> [EXTRACTED INFORMATION]
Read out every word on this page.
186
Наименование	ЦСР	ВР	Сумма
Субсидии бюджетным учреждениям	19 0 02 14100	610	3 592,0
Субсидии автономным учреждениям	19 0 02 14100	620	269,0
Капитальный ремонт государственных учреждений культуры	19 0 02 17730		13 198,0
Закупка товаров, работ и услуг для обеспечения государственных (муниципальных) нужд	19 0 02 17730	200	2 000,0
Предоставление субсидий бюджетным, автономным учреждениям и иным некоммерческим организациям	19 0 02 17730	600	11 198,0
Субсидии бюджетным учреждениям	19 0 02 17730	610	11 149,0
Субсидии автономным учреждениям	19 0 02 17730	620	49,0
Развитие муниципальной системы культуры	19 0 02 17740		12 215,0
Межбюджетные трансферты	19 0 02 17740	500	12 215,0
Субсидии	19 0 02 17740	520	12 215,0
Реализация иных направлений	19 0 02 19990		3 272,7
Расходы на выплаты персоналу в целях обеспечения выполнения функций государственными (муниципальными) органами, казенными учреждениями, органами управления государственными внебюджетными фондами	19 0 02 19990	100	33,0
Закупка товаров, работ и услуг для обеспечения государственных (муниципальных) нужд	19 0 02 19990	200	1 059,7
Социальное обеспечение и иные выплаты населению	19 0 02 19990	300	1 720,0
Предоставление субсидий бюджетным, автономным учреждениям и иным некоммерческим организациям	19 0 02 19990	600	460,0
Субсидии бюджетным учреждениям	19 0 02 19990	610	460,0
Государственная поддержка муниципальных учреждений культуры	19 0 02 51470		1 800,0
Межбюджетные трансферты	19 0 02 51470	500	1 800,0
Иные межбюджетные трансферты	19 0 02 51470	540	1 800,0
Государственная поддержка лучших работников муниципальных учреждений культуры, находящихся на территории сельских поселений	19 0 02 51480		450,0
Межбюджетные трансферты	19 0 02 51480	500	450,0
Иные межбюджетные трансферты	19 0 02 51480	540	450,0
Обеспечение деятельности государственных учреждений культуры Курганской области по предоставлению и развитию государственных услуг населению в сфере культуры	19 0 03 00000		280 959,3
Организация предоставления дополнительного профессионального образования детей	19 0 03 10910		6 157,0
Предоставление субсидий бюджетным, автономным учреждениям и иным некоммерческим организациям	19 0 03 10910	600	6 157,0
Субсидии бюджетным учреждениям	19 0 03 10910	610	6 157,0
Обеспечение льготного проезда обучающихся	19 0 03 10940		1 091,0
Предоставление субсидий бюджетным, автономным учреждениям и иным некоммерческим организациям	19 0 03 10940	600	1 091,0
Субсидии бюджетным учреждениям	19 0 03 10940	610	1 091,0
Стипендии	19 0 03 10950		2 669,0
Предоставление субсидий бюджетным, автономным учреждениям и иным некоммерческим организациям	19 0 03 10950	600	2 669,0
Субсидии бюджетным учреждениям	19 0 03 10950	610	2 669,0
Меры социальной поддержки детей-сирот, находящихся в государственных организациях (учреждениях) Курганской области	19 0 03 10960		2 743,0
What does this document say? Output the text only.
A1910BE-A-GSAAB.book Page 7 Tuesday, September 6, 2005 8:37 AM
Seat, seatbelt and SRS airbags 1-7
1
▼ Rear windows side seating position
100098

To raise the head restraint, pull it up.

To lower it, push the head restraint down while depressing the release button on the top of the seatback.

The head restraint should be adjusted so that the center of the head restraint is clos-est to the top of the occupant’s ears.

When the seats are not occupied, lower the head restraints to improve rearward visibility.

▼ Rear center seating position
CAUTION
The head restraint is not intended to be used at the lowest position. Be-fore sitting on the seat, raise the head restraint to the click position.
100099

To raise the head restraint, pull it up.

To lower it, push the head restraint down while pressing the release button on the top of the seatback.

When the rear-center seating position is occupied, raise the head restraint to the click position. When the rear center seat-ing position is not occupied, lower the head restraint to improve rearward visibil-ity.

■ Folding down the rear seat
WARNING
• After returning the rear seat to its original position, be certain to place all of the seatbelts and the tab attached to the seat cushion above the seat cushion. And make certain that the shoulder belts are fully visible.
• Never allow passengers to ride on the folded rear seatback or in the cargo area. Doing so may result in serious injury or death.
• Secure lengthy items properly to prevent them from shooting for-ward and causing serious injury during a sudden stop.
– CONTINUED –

> [WHAT IS REQUIRED]
For the entries above, state how many lines contain the word "учреждений". Provide the number by itself.

> [REPLY]
4